I was picked up by a boat after being in the water about 20 minutes. I saw nothing of the Officers who left at the same time, the vessel turned over and sank stern first almost immediately and I think that they must hare been trapped as she came over.
An Aircraft arrived at about 0900 and stayed until the arrival of H.M.C.S. “St LAURENT” when all survivors were taken onboard.
(SGD). F. Brown.
S.S. “ARANDORA STAR” .
From the statement made by Mr U. LIMANTANI , one of the internees, to the subsequent Enquiry:
When the ship was hit by the torpedo, I was sleeping, and soon got up, advised people to be calm, put on my lifebelt, and went on deck.
I tried to get into a lifeboat,but,when it was launched, it was nearly empty,and soon the stream and waves pushed it far.The other lifeboats were already far away. Many people had jumped into the sea and a good deal of them had already died.
When I realised (about 20 minutes after the torpedoing) that there was not much time left,I got down calmly into the sea,and swam away from the ship, which was quickly sinking.

◆ ◆ ◆ ◆ ◆ ◆ ◆

Problem description -
Please repeat the stretch of the Arandora Star account from "I was picked" through "had already died.", word for word. The lines that come next have no connection to the Arandora Star account.

◆ ◆ ◆ ◆ ◆ ◆ ◆

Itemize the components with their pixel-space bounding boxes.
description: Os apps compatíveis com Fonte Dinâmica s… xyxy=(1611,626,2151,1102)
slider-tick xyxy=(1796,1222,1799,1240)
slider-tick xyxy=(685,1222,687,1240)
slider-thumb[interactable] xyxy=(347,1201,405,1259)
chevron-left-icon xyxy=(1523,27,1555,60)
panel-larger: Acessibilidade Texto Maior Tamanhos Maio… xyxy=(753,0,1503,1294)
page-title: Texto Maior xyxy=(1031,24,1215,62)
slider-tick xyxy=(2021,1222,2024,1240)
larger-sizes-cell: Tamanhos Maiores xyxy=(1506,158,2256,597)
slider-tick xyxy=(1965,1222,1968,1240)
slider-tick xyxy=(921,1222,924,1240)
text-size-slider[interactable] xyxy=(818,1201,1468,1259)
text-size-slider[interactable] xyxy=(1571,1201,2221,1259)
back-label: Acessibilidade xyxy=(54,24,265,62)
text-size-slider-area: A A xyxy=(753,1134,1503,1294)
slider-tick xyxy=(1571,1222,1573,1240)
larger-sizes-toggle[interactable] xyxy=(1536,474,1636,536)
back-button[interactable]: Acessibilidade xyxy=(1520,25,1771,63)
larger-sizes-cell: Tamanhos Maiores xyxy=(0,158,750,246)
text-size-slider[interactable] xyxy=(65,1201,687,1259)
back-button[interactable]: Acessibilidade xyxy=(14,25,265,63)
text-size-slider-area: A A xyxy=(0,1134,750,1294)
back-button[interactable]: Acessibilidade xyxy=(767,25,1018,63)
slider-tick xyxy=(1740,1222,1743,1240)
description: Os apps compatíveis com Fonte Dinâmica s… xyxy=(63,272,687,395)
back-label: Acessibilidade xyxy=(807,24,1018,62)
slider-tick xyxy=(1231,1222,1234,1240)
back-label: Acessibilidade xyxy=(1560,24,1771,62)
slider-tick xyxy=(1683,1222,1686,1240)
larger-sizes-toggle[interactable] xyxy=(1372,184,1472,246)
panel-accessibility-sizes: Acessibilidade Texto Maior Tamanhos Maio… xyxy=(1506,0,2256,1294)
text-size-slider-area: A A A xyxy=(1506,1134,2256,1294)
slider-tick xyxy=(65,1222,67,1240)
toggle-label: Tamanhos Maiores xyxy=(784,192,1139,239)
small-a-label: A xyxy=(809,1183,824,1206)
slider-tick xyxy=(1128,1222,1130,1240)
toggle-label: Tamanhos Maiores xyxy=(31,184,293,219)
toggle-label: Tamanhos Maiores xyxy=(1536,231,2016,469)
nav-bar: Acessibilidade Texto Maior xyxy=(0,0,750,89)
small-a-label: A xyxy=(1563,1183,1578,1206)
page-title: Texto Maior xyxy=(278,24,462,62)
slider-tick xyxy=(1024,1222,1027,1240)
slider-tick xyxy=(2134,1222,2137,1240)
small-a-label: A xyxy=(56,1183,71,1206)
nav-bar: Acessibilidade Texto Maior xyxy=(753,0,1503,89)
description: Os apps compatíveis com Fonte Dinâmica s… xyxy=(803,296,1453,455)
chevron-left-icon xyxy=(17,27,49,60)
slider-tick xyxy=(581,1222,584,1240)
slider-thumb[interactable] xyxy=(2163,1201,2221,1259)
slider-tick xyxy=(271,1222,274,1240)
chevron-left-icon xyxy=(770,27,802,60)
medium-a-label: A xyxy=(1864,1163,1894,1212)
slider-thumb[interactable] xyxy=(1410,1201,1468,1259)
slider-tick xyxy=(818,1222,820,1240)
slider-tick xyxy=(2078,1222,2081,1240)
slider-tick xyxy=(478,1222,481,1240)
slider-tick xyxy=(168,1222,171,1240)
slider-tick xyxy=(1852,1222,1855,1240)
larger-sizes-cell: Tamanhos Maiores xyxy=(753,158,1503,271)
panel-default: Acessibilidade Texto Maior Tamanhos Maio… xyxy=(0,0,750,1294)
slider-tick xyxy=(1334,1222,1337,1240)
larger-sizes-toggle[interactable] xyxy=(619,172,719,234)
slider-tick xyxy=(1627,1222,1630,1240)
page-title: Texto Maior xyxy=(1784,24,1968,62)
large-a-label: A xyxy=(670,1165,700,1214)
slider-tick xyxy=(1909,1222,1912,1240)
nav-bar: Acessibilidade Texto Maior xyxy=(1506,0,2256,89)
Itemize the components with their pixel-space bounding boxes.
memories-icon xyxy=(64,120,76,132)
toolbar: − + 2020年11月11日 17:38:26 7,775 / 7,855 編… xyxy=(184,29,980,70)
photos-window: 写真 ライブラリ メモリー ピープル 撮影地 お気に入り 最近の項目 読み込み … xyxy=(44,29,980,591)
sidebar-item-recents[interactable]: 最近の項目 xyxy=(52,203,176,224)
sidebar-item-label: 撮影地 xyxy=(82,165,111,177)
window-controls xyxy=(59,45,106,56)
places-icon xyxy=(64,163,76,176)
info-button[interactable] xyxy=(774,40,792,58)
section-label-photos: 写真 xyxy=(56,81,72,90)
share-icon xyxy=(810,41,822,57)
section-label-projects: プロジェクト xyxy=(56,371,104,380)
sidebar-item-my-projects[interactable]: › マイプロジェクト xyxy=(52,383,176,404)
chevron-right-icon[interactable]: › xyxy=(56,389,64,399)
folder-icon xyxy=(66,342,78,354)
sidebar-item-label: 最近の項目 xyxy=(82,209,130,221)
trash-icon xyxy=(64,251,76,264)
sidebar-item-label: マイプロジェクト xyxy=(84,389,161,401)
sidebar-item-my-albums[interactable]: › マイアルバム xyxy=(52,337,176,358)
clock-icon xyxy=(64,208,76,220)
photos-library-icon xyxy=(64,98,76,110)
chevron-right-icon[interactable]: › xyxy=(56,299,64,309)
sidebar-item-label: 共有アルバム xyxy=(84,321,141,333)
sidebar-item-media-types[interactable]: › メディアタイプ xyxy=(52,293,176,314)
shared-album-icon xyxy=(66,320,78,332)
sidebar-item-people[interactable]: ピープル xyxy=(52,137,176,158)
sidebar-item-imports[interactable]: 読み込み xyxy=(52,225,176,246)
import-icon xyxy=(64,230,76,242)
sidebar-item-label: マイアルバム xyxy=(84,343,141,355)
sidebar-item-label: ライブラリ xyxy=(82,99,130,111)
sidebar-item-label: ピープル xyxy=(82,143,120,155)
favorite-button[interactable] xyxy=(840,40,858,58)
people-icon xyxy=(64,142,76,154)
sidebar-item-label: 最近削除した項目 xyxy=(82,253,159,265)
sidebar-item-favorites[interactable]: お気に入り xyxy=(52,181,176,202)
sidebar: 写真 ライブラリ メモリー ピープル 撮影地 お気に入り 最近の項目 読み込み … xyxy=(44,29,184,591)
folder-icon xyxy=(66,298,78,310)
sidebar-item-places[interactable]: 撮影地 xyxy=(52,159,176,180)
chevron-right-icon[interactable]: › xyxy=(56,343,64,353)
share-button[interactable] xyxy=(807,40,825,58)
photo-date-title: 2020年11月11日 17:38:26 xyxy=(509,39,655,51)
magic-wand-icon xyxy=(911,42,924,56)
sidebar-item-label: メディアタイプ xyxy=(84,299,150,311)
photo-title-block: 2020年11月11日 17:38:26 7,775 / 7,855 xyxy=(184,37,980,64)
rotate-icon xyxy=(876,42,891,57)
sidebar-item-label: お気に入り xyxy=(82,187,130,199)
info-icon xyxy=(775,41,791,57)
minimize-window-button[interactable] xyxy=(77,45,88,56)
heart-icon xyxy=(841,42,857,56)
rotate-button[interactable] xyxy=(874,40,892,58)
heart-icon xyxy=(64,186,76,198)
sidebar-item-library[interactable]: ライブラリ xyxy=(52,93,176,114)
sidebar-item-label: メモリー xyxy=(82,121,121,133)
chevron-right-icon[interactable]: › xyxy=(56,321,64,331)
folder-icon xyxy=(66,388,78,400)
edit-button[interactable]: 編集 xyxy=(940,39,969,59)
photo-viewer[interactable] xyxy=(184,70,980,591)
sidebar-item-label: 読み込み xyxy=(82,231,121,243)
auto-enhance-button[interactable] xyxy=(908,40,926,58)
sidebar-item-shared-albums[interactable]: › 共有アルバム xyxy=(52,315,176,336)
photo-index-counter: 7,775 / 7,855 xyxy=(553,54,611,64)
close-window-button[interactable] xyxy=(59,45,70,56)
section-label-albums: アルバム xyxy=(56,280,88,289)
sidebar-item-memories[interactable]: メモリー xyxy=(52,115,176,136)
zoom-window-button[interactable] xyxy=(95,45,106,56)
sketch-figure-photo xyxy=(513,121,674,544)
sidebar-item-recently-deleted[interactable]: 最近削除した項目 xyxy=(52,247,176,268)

◆ ◆ ◆ ◆ ◆ ◆ ◆

Answer area -
I was picked up by a boat after being in the water about 20 minutes. I saw nothing of the Officers who left at the same time, the vessel turned over and sank stern first almost immediately and I think that they must hare been trapped as she came over.
An Aircraft arrived at about 0900 and stayed until the arrival of H.M.C.S. “St LAURENT” when all survivors were taken onboard.
(SGD). F. Brown.
S.S. “ARANDORA STAR” .
From the statement made by Mr U. LIMANTANI , one of the internees, to the subsequent Enquiry:
When the ship was hit by the torpedo, I was sleeping, and soon got up, advised people to be calm, put on my lifebelt, and went on deck.
I tried to get into a lifeboat,but,when it was launched, it was nearly empty,and soon the stream and waves pushed it far.The other lifeboats were already far away. Many people had jumped into the sea and a good deal of them had already died.